The request ->
Find the lines of data that contain the string "marker", then list them.

☆ ☆ ☆

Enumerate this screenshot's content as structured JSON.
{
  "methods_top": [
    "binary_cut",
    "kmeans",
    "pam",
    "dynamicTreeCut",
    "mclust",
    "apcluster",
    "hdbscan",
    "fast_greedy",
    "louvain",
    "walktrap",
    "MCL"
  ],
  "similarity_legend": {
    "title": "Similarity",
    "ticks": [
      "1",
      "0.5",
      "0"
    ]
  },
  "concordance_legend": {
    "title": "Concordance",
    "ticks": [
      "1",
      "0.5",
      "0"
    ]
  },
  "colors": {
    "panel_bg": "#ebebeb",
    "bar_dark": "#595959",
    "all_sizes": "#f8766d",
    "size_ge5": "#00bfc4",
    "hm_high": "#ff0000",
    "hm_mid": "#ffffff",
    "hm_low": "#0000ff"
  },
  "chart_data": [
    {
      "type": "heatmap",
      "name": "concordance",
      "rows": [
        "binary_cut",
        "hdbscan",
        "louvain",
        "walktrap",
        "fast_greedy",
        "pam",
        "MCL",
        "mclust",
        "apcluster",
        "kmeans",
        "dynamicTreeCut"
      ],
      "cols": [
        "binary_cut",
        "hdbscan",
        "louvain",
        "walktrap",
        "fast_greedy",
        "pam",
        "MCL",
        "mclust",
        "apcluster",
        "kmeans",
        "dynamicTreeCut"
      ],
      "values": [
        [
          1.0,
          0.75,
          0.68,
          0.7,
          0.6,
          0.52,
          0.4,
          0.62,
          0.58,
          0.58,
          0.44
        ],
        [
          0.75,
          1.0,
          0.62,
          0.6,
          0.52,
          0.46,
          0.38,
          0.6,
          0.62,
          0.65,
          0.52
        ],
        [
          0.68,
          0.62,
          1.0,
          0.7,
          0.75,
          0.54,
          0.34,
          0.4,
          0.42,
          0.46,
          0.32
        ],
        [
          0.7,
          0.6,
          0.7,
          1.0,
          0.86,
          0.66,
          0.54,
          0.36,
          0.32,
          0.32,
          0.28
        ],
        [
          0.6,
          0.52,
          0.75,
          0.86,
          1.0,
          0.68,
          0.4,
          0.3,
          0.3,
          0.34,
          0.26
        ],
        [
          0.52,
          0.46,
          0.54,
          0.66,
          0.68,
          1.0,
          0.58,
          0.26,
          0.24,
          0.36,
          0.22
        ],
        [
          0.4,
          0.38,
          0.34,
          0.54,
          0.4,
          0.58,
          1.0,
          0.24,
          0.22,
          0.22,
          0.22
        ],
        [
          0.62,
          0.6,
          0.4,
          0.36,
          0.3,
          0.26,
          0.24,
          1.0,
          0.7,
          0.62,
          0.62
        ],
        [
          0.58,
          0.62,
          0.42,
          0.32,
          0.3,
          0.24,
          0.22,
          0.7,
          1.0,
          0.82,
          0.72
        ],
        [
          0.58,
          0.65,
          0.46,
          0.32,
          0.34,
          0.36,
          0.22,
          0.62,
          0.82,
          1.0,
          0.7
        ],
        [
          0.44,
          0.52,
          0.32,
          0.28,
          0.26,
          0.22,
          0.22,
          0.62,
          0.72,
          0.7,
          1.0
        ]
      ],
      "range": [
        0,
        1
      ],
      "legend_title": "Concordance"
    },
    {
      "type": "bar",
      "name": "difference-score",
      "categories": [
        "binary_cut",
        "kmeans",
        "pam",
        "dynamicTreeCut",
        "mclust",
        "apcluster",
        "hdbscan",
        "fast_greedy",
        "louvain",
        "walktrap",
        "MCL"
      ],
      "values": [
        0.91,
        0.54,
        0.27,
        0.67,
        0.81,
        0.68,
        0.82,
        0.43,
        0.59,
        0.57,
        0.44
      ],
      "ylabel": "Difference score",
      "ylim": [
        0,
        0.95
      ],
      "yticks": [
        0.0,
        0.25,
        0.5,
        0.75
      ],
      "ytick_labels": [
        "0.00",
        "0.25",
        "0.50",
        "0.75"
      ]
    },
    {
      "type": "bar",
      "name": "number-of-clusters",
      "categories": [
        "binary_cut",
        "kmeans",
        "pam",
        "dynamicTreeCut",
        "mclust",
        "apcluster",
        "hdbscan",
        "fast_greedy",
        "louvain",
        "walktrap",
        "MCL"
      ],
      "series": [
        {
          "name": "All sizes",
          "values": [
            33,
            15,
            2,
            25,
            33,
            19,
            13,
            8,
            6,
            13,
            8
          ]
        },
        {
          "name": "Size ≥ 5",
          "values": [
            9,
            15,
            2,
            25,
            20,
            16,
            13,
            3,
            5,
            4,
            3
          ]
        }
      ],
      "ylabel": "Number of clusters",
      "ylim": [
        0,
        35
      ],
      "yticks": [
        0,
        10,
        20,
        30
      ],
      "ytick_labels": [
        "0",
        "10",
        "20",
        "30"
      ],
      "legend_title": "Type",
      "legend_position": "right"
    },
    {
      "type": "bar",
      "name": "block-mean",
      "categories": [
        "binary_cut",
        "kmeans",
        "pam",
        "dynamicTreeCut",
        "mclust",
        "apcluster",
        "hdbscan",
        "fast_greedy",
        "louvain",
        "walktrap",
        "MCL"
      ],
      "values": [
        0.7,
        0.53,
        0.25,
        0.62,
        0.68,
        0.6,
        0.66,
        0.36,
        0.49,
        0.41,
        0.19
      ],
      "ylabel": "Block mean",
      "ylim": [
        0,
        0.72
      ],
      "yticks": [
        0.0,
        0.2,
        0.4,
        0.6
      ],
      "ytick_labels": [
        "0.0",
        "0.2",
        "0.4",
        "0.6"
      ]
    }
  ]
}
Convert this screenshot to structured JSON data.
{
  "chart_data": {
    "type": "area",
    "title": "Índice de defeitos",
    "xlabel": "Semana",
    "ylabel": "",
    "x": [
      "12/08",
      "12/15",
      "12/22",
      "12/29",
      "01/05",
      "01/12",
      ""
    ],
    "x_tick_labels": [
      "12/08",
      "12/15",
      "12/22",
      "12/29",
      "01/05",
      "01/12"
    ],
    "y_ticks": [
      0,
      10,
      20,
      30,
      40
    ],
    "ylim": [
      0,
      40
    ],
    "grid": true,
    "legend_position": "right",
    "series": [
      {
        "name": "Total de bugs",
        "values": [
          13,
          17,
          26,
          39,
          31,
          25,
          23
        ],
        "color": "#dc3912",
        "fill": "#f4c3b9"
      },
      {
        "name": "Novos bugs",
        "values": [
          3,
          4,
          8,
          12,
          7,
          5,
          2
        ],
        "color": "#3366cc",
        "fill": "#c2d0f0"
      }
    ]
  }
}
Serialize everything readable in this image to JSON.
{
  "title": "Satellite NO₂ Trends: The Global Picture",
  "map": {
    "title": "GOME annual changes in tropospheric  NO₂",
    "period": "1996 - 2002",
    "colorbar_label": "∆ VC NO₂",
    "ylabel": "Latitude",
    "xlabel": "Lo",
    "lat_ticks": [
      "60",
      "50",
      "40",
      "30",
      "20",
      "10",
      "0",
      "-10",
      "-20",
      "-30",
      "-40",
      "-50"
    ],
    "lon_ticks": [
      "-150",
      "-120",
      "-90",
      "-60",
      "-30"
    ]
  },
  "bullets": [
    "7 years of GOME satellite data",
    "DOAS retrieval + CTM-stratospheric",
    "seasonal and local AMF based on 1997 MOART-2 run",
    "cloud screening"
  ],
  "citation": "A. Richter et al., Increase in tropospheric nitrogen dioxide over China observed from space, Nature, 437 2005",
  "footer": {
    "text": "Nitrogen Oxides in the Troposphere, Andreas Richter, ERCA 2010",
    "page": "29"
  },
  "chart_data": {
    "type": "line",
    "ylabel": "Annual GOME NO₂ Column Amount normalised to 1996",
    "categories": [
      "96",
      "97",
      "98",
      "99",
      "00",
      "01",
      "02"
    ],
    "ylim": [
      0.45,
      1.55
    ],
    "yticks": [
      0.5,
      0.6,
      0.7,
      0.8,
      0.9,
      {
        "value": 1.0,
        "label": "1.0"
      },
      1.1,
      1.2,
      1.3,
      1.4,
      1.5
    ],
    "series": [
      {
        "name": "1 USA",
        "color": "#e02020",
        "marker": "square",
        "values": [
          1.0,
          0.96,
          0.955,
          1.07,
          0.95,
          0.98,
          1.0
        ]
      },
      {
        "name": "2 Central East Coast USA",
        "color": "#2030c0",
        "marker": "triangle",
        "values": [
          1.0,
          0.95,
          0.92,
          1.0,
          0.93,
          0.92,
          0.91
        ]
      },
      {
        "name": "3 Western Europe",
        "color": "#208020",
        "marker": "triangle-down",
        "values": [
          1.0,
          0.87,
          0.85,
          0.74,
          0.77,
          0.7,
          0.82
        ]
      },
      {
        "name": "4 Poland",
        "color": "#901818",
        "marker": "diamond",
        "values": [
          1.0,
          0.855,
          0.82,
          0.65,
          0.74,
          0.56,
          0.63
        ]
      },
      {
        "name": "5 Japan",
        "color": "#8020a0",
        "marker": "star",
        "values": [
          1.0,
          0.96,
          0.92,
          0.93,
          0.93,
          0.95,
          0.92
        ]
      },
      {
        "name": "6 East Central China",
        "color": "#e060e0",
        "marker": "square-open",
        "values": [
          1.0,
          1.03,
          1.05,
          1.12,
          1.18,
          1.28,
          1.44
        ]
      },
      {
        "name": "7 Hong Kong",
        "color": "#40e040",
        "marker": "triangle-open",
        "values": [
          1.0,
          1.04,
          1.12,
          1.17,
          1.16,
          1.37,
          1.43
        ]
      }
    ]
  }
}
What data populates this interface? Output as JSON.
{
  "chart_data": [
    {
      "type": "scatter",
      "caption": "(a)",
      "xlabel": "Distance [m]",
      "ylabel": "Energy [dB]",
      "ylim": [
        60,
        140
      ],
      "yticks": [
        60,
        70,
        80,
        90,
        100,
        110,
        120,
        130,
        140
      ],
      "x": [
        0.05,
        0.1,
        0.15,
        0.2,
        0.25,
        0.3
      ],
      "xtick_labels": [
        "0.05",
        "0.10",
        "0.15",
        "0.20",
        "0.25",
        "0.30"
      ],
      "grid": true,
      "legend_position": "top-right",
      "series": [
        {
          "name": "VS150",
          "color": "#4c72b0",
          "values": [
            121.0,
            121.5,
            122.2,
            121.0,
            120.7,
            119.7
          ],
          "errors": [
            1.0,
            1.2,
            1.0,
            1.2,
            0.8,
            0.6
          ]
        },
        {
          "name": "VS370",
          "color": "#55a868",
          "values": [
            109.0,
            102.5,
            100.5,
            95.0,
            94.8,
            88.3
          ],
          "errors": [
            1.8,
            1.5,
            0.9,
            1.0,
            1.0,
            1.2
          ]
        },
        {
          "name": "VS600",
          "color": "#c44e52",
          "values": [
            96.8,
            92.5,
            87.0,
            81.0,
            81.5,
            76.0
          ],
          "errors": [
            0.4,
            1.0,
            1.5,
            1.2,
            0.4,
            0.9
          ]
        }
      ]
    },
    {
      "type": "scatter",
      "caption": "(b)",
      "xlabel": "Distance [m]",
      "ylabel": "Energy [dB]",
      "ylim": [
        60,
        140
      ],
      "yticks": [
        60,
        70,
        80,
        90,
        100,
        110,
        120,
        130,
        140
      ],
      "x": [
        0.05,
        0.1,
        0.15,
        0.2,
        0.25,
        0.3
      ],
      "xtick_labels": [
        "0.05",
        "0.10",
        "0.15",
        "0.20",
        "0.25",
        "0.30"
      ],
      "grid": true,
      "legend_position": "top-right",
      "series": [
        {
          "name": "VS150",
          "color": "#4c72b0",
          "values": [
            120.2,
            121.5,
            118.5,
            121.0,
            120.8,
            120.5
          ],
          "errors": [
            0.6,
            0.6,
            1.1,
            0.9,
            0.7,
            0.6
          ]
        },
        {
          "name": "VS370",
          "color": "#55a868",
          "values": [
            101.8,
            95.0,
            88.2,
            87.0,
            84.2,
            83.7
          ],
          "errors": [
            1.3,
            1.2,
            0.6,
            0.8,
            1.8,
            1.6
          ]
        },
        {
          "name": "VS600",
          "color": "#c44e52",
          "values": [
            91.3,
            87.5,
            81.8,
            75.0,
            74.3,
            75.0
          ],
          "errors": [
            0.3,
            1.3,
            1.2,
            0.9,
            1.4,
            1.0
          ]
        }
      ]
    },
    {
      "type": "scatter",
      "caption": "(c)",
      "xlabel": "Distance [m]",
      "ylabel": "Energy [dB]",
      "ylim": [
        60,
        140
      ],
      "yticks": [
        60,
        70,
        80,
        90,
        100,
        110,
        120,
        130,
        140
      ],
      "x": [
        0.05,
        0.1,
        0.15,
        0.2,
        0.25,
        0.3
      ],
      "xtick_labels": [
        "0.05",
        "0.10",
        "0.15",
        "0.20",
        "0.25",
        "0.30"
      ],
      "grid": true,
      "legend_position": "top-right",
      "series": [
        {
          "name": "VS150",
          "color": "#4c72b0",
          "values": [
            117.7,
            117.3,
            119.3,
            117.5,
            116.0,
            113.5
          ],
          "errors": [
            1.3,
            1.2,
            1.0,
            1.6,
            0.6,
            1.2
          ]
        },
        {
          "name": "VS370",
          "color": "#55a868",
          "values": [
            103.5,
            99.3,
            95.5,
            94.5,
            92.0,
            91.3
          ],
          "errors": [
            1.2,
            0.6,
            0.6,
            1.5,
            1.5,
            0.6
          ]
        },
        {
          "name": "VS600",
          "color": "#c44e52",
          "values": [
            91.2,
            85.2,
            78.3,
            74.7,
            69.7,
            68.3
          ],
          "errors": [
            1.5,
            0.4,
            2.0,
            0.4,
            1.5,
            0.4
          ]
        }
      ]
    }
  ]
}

☆ ☆ ☆

Exercise answer ->
        "marker": "square",
        "marker": "triangle",
        "marker": "triangle-down",
        "marker": "diamond",
        "marker": "star",
        "marker": "square-open",
        "marker": "triangle-open",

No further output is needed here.